* BEGIN Material provided *
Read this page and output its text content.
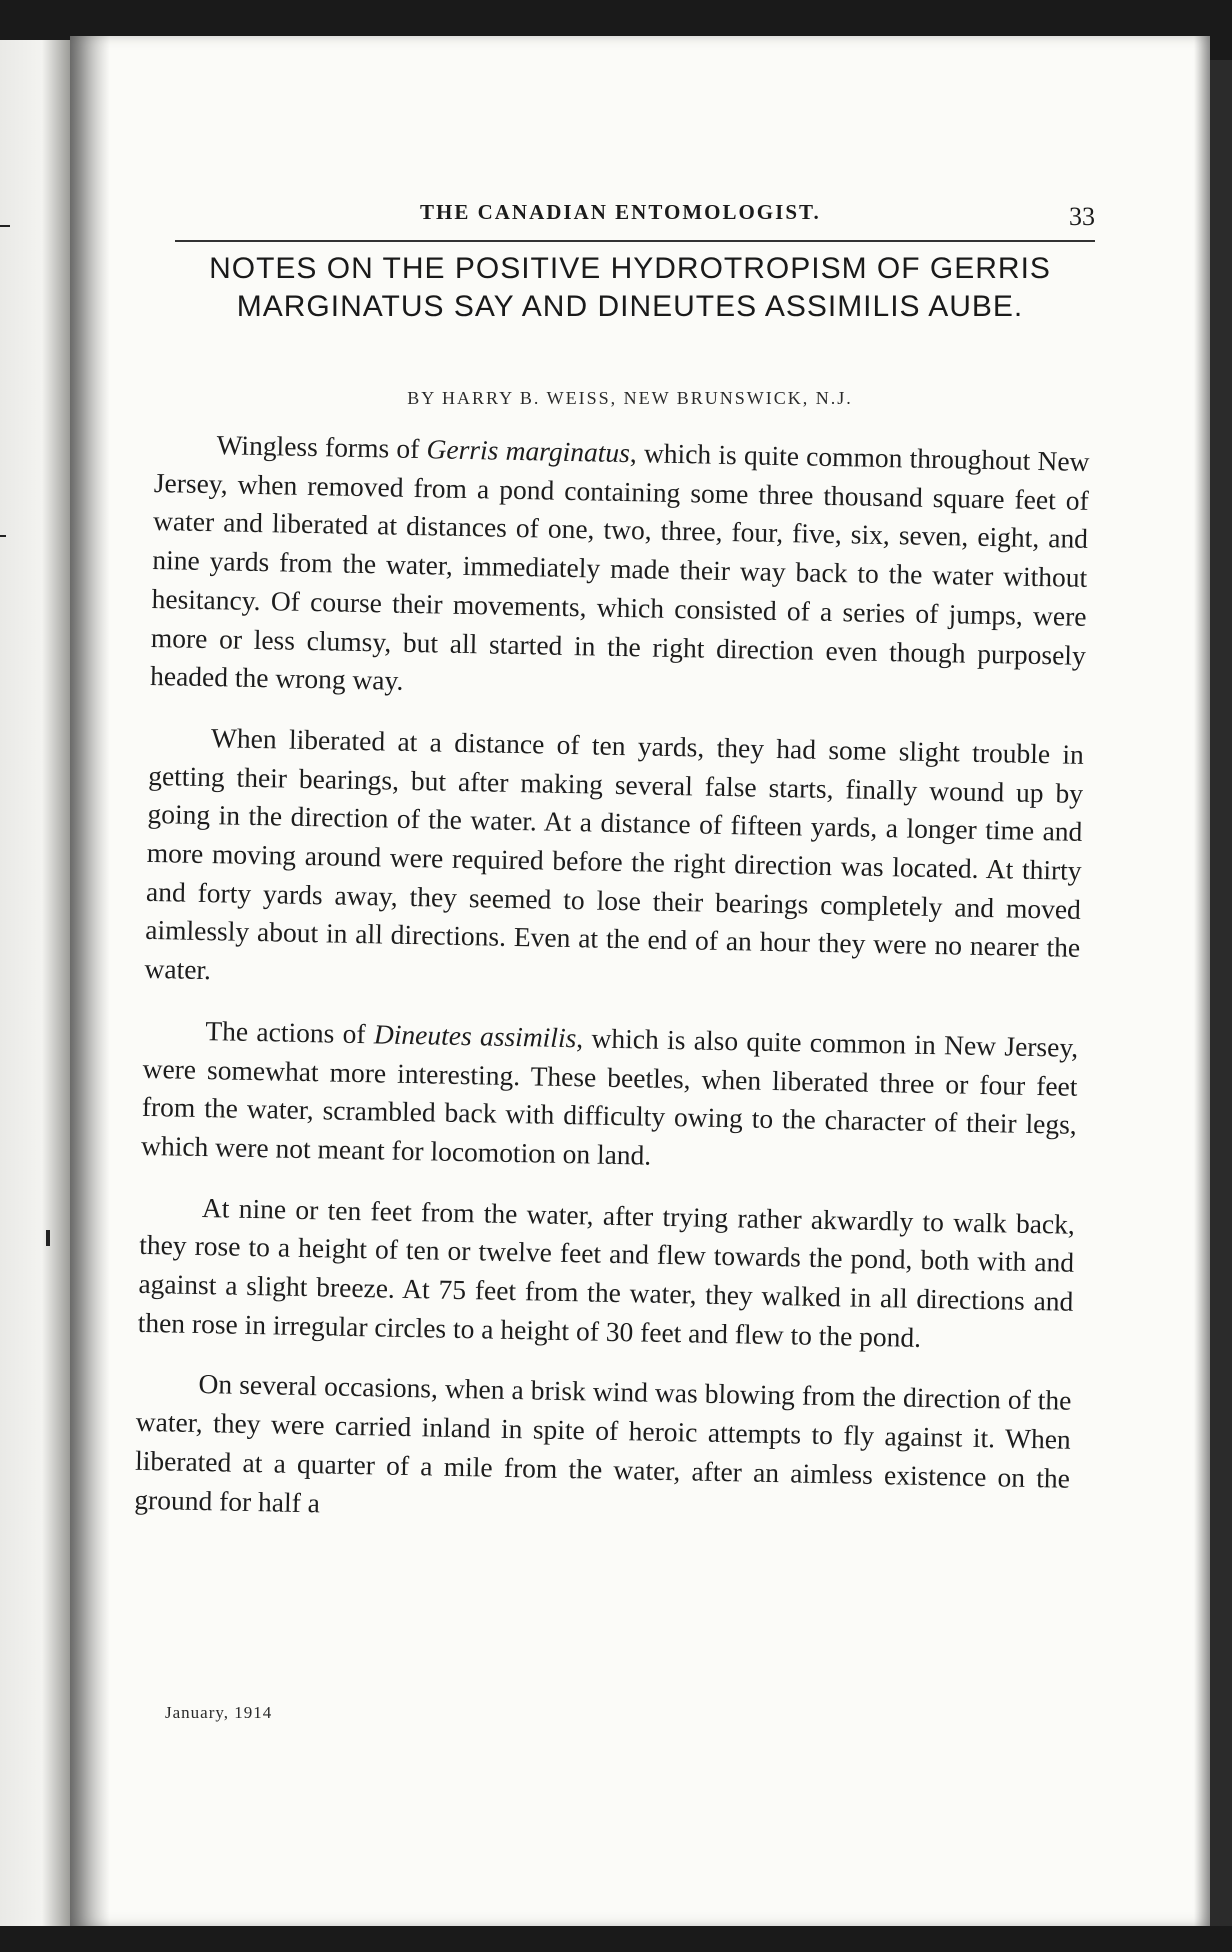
THE CANADIAN ENTOMOLOGIST.	33
NOTES ON THE POSITIVE HYDROTROPISM OF GERRIS MARGINATUS SAY AND DINEUTES ASSIMILIS AUBE.
BY HARRY B. WEISS, NEW BRUNSWICK, N.J.

Wingless forms of Gerris marginatus, which is quite common throughout New Jersey, when removed from a pond containing some three thousand square feet of water and liberated at distances of one, two, three, four, five, six, seven, eight, and nine yards from the water, immediately made their way back to the water without hesitancy. Of course their movements, which consisted of a series of jumps, were more or less clumsy, but all started in the right direction even though purposely headed the wrong way.

When liberated at a distance of ten yards, they had some slight trouble in getting their bearings, but after making several false starts, finally wound up by going in the direction of the water. At a distance of fifteen yards, a longer time and more moving around were required before the right direction was located. At thirty and forty yards away, they seemed to lose their bearings completely and moved aimlessly about in all directions. Even at the end of an hour they were no nearer the water.

The actions of Dineutes assimilis, which is also quite common in New Jersey, were somewhat more interesting. These beetles, when liberated three or four feet from the water, scrambled back with difficulty owing to the character of their legs, which were not meant for locomotion on land.

At nine or ten feet from the water, after trying rather akwardly to walk back, they rose to a height of ten or twelve feet and flew towards the pond, both with and against a slight breeze. At 75 feet from the water, they walked in all directions and then rose in irregular circles to a height of 30 feet and flew to the pond.

On several occasions, when a brisk wind was blowing from the direction of the water, they were carried inland in spite of heroic attempts to fly against it. When liberated at a quarter of a mile from the water, after an aimless existence on the ground for half a

January, 1914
* END Material provided *
Objective: Give back all entries exactly. No pictures belong in the copy.

Answer to the problem:
Read this page and output its text content.
THE CANADIAN ENTOMOLOGIST.	33
NOTES ON THE POSITIVE HYDROTROPISM OF GERRIS MARGINATUS SAY AND DINEUTES ASSIMILIS AUBE.
BY HARRY B. WEISS, NEW BRUNSWICK, N.J.

Wingless forms of Gerris marginatus, which is quite common throughout New Jersey, when removed from a pond containing some three thousand square feet of water and liberated at distances of one, two, three, four, five, six, seven, eight, and nine yards from the water, immediately made their way back to the water without hesitancy. Of course their movements, which consisted of a series of jumps, were more or less clumsy, but all started in the right direction even though purposely headed the wrong way.

When liberated at a distance of ten yards, they had some slight trouble in getting their bearings, but after making several false starts, finally wound up by going in the direction of the water. At a distance of fifteen yards, a longer time and more moving around were required before the right direction was located. At thirty and forty yards away, they seemed to lose their bearings completely and moved aimlessly about in all directions. Even at the end of an hour they were no nearer the water.

The actions of Dineutes assimilis, which is also quite common in New Jersey, were somewhat more interesting. These beetles, when liberated three or four feet from the water, scrambled back with difficulty owing to the character of their legs, which were not meant for locomotion on land.

At nine or ten feet from the water, after trying rather akwardly to walk back, they rose to a height of ten or twelve feet and flew towards the pond, both with and against a slight breeze. At 75 feet from the water, they walked in all directions and then rose in irregular circles to a height of 30 feet and flew to the pond.

On several occasions, when a brisk wind was blowing from the direction of the water, they were carried inland in spite of heroic attempts to fly against it. When liberated at a quarter of a mile from the water, after an aimless existence on the ground for half a

January, 1914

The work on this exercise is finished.